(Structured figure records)
## start

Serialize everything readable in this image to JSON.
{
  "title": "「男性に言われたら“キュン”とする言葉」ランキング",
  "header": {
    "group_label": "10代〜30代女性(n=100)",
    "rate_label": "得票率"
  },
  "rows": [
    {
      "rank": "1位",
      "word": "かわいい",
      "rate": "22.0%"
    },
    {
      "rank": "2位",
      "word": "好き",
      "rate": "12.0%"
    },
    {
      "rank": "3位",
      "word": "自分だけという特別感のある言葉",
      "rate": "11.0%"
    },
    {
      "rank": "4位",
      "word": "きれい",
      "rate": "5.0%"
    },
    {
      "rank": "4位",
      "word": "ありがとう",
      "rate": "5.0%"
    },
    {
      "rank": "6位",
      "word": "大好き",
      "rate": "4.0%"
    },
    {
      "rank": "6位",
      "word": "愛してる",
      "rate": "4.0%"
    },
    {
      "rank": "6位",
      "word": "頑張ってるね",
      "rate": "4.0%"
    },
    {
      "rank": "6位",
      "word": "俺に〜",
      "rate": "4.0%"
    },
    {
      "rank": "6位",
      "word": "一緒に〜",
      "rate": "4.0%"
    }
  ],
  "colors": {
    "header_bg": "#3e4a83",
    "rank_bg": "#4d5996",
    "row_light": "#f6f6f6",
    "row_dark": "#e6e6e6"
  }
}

## end
## start

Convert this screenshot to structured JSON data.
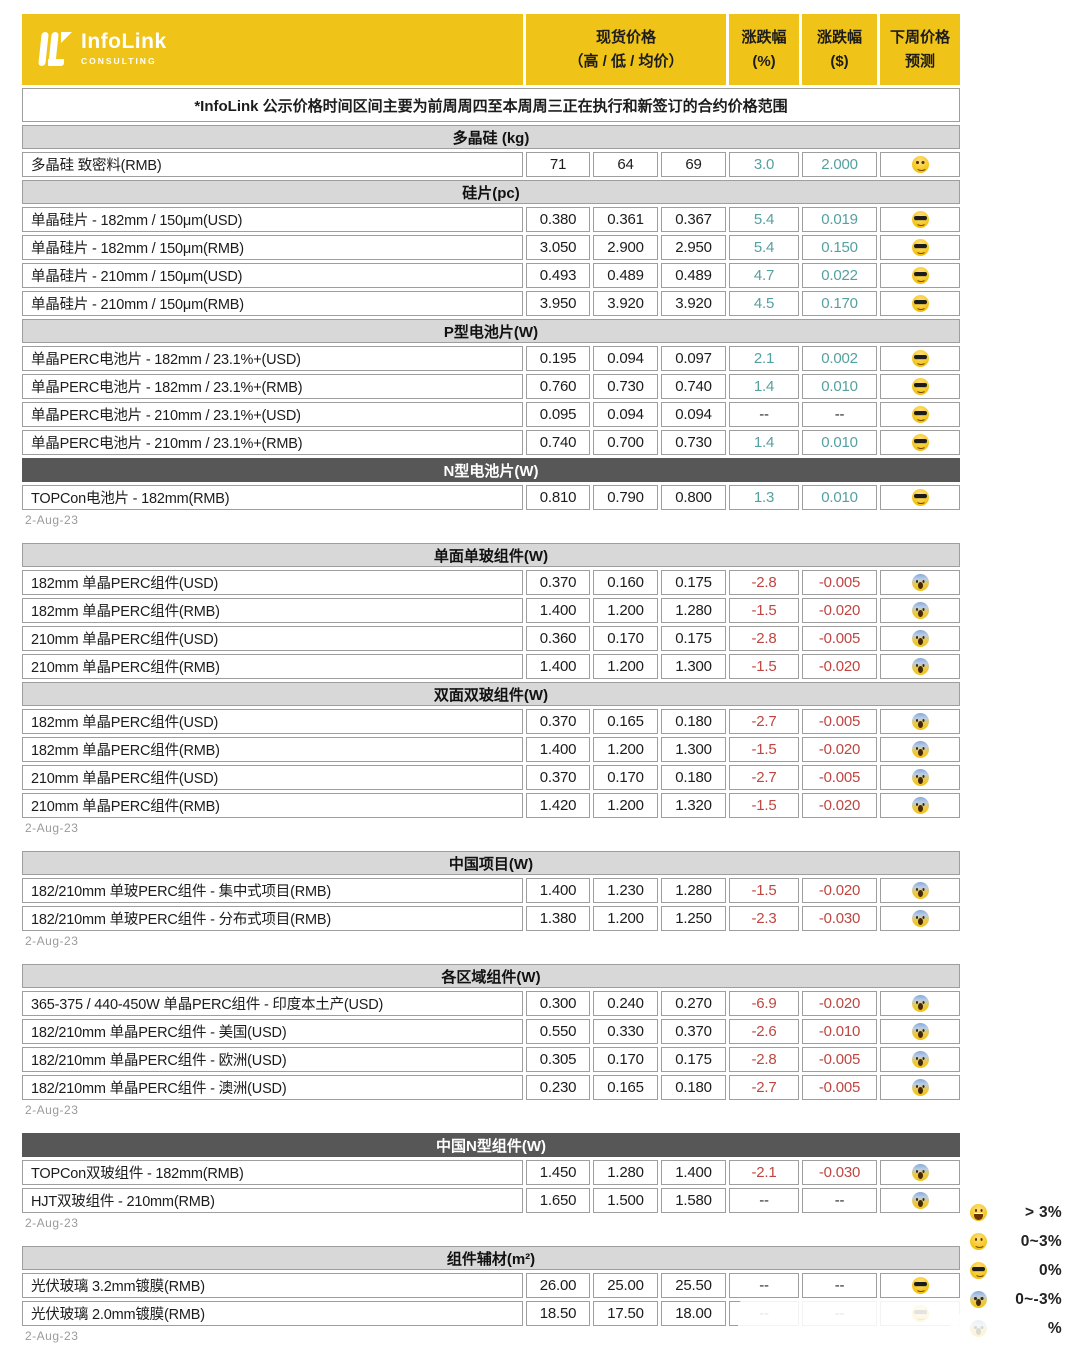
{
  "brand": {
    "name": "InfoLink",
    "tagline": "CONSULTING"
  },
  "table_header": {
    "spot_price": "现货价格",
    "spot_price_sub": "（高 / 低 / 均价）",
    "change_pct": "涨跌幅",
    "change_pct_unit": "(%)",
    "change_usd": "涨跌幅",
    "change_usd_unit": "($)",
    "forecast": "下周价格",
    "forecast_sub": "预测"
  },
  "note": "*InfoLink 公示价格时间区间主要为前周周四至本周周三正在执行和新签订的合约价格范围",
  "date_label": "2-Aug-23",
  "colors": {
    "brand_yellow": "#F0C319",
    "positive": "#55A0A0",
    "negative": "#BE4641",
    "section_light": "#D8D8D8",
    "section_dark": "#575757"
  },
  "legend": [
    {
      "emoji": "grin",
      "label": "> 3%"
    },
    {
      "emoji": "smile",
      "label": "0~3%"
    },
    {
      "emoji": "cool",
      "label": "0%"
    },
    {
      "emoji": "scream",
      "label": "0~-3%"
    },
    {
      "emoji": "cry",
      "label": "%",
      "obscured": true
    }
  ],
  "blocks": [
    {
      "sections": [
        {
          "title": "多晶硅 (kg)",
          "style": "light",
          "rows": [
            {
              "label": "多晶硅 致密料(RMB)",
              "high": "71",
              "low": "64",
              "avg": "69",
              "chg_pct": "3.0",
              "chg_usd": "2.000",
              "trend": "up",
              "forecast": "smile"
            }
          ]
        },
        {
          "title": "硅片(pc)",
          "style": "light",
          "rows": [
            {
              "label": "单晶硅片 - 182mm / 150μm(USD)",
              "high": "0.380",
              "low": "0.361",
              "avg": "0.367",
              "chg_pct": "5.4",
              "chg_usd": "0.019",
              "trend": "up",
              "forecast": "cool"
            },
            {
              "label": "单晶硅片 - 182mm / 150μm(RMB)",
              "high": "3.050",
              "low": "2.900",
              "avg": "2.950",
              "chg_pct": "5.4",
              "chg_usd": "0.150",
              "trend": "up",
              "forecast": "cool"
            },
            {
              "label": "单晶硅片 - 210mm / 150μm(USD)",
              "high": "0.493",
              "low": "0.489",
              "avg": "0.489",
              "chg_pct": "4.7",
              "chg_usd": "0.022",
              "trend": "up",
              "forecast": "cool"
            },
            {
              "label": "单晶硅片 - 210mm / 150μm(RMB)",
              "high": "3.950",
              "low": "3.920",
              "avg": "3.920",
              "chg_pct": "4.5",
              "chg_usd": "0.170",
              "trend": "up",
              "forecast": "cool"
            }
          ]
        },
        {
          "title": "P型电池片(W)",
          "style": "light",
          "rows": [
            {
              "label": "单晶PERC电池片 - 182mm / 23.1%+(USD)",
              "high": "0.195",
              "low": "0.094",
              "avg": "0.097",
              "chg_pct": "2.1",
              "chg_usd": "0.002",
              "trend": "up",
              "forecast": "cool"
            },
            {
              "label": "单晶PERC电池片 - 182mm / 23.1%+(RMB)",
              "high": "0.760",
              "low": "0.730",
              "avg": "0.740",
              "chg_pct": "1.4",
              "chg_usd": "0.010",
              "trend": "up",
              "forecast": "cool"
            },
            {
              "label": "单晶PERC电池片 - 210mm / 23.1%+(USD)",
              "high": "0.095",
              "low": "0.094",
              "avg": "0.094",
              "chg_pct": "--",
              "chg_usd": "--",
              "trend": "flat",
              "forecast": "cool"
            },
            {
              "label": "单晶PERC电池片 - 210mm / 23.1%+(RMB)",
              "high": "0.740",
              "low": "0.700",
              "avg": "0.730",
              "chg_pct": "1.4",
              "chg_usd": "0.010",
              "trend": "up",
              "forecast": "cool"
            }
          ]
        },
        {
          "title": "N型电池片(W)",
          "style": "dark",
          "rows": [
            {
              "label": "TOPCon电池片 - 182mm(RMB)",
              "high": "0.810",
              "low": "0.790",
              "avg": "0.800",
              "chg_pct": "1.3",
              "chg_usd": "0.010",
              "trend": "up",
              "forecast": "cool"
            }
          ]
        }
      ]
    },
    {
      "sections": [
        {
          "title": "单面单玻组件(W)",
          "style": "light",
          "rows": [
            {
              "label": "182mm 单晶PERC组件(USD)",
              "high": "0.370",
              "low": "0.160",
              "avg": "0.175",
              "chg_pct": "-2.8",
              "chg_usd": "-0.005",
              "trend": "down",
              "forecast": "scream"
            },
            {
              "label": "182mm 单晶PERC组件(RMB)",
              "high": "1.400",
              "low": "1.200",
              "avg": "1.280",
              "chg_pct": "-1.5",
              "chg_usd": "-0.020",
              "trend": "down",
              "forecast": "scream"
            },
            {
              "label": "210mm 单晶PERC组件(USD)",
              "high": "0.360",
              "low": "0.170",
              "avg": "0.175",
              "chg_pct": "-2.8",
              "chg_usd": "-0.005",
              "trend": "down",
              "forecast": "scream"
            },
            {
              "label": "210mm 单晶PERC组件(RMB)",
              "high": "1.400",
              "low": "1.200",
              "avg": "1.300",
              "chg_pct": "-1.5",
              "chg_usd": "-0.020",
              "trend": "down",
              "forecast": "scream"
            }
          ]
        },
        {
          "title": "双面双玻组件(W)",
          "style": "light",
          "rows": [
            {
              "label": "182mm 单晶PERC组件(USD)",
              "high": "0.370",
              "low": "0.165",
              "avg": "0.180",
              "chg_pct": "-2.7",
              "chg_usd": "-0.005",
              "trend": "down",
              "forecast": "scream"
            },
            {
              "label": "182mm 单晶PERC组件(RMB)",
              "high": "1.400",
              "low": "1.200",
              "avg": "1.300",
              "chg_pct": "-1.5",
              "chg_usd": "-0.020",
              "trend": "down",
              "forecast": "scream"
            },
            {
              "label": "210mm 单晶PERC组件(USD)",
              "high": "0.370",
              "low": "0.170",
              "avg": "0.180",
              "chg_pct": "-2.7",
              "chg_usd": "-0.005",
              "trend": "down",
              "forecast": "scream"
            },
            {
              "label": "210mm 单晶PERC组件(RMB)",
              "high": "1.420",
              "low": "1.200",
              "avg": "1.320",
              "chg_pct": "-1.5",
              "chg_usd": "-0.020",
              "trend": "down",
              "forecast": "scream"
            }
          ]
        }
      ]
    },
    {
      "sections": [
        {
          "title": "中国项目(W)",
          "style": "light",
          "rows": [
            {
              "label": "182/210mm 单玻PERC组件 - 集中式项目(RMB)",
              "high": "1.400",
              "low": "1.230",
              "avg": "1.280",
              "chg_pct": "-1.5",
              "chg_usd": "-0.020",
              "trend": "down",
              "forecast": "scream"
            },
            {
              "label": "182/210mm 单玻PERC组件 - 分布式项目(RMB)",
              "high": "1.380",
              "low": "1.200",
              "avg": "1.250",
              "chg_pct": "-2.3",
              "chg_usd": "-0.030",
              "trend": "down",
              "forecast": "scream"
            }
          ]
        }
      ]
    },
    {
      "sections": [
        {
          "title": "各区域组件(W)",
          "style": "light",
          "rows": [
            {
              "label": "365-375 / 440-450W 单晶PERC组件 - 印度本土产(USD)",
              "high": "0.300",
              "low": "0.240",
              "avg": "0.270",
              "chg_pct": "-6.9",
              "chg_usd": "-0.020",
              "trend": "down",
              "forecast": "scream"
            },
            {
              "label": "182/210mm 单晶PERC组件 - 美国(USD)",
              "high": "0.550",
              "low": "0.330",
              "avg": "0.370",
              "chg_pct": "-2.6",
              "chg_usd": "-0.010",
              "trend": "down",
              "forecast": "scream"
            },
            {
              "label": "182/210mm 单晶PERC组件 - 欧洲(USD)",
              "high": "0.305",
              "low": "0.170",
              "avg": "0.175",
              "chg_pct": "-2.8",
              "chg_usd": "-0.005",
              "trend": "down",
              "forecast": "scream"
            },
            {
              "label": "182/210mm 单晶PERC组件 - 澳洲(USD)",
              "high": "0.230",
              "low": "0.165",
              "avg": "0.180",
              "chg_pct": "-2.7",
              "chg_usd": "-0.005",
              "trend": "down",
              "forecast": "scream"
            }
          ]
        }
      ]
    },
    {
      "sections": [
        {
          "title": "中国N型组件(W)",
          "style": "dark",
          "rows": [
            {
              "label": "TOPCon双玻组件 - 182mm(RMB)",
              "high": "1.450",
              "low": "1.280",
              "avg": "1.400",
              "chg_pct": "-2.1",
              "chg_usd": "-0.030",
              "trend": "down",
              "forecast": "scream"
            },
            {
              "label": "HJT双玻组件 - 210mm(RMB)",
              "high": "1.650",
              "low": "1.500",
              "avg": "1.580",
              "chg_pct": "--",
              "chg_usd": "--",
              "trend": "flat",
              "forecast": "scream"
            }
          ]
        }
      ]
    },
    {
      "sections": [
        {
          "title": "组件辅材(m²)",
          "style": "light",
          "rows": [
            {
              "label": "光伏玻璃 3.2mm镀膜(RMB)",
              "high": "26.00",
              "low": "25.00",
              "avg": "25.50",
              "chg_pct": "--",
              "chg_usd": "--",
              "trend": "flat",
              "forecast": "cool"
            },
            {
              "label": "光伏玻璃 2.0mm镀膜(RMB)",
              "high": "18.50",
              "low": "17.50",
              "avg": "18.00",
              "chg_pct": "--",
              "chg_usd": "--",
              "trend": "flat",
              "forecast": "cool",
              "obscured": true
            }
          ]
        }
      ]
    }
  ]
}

## end
## start

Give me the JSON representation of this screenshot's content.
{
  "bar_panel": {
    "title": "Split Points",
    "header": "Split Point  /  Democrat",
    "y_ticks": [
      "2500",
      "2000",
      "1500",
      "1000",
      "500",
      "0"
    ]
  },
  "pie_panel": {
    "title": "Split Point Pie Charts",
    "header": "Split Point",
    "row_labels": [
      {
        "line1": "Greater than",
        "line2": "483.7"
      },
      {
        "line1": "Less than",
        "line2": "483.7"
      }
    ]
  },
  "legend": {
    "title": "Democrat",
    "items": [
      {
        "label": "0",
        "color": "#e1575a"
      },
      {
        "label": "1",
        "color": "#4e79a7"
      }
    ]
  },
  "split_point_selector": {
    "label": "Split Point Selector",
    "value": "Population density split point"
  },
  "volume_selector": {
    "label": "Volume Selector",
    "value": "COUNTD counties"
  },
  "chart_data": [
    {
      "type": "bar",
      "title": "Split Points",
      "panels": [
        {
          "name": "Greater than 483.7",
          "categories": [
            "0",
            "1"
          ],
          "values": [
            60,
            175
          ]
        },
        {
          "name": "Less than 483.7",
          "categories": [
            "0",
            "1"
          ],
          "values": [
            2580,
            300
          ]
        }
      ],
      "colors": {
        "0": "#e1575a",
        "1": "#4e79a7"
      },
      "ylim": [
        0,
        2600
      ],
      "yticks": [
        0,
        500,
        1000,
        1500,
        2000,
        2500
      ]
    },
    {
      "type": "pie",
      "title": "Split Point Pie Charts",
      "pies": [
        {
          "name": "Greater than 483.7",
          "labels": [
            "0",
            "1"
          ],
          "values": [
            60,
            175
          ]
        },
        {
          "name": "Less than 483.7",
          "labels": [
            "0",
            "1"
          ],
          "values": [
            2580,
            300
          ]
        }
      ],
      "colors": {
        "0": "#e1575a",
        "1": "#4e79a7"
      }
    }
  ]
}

## end

**TASK PROMPT**
Which lines hold the word "InfoLink"? Return all of them from the records above.

**EXPECTED ANSWER**
    "name": "InfoLink",
  "note": "*InfoLink 公示价格时间区间主要为前周周四至本周周三正在执行和新签订的合约价格范围",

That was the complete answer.